TASK STATEMENT:
Retype all of the entries word for word.

--- Start DATA SUPPLIED ---

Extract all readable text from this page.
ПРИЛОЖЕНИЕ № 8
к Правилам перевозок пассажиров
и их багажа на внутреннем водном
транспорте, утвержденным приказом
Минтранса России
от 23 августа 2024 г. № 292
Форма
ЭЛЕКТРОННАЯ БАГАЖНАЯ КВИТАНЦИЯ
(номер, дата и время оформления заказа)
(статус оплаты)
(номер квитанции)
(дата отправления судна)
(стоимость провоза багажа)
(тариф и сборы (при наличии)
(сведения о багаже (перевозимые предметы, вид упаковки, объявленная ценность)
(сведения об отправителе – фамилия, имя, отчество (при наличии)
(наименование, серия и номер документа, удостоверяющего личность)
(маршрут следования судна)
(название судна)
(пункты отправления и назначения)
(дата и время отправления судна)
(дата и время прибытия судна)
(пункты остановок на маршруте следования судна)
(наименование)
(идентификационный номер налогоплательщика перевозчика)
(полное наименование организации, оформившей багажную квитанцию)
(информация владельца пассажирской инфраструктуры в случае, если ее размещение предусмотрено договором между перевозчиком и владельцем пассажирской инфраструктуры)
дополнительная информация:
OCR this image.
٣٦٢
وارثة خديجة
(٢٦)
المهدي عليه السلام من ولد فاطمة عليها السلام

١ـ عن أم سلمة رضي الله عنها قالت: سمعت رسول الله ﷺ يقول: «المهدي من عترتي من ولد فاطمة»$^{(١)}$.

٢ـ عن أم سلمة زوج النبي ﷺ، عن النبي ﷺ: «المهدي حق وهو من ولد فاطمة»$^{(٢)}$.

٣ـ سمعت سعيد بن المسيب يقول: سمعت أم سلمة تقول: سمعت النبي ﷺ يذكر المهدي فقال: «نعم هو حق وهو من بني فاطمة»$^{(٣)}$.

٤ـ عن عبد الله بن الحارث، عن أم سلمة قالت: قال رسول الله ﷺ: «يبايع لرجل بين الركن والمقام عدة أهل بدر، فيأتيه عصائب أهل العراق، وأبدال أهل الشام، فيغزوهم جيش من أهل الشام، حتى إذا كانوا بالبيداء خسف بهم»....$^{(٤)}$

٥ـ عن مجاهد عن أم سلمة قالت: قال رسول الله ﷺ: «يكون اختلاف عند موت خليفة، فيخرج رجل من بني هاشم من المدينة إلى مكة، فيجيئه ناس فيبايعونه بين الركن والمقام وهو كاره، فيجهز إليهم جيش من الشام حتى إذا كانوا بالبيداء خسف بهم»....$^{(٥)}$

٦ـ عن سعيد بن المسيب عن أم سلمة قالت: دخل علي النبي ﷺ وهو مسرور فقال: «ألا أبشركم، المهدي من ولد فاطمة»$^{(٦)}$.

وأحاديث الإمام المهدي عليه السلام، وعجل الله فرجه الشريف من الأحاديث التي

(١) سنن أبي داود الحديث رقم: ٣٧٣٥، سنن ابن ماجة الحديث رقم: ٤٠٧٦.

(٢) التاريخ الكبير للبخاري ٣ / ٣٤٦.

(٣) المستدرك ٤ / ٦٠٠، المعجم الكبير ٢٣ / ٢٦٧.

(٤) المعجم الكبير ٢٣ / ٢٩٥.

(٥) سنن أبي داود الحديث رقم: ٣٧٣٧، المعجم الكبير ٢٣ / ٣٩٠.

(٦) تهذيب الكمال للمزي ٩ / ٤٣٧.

--- End DATA SUPPLIED ---

THE RESPONSE:
Extract all readable text from this page.
ПРИЛОЖЕНИЕ № 8
к Правилам перевозок пассажиров
и их багажа на внутреннем водном
транспорте, утвержденным приказом
Минтранса России
от 23 августа 2024 г. № 292
Форма
ЭЛЕКТРОННАЯ БАГАЖНАЯ КВИТАНЦИЯ
(номер, дата и время оформления заказа)
(статус оплаты)
(номер квитанции)
(дата отправления судна)
(стоимость провоза багажа)
(тариф и сборы (при наличии)
(сведения о багаже (перевозимые предметы, вид упаковки, объявленная ценность)
(сведения об отправителе – фамилия, имя, отчество (при наличии)
(наименование, серия и номер документа, удостоверяющего личность)
(маршрут следования судна)
(название судна)
(пункты отправления и назначения)
(дата и время отправления судна)
(дата и время прибытия судна)
(пункты остановок на маршруте следования судна)
(наименование)
(идентификационный номер налогоплательщика перевозчика)
(полное наименование организации, оформившей багажную квитанцию)
(информация владельца пассажирской инфраструктуры в случае, если ее размещение предусмотрено договором между перевозчиком и владельцем пассажирской инфраструктуры)
дополнительная информация:
OCR this image.
٣٦٢
وارثة خديجة
(٢٦)
المهدي عليه السلام من ولد فاطمة عليها السلام

١ـ عن أم سلمة رضي الله عنها قالت: سمعت رسول الله ﷺ يقول: «المهدي من عترتي من ولد فاطمة»$^{(١)}$.

٢ـ عن أم سلمة زوج النبي ﷺ، عن النبي ﷺ: «المهدي حق وهو من ولد فاطمة»$^{(٢)}$.

٣ـ سمعت سعيد بن المسيب يقول: سمعت أم سلمة تقول: سمعت النبي ﷺ يذكر المهدي فقال: «نعم هو حق وهو من بني فاطمة»$^{(٣)}$.

٤ـ عن عبد الله بن الحارث، عن أم سلمة قالت: قال رسول الله ﷺ: «يبايع لرجل بين الركن والمقام عدة أهل بدر، فيأتيه عصائب أهل العراق، وأبدال أهل الشام، فيغزوهم جيش من أهل الشام، حتى إذا كانوا بالبيداء خسف بهم»....$^{(٤)}$

٥ـ عن مجاهد عن أم سلمة قالت: قال رسول الله ﷺ: «يكون اختلاف عند موت خليفة، فيخرج رجل من بني هاشم من المدينة إلى مكة، فيجيئه ناس فيبايعونه بين الركن والمقام وهو كاره، فيجهز إليهم جيش من الشام حتى إذا كانوا بالبيداء خسف بهم»....$^{(٥)}$

٦ـ عن سعيد بن المسيب عن أم سلمة قالت: دخل علي النبي ﷺ وهو مسرور فقال: «ألا أبشركم، المهدي من ولد فاطمة»$^{(٦)}$.

وأحاديث الإمام المهدي عليه السلام، وعجل الله فرجه الشريف من الأحاديث التي

(١) سنن أبي داود الحديث رقم: ٣٧٣٥، سنن ابن ماجة الحديث رقم: ٤٠٧٦.

(٢) التاريخ الكبير للبخاري ٣ / ٣٤٦.

(٣) المستدرك ٤ / ٦٠٠، المعجم الكبير ٢٣ / ٢٦٧.

(٤) المعجم الكبير ٢٣ / ٢٩٥.

(٥) سنن أبي داود الحديث رقم: ٣٧٣٧، المعجم الكبير ٢٣ / ٣٩٠.

(٦) تهذيب الكمال للمزي ٩ / ٤٣٧.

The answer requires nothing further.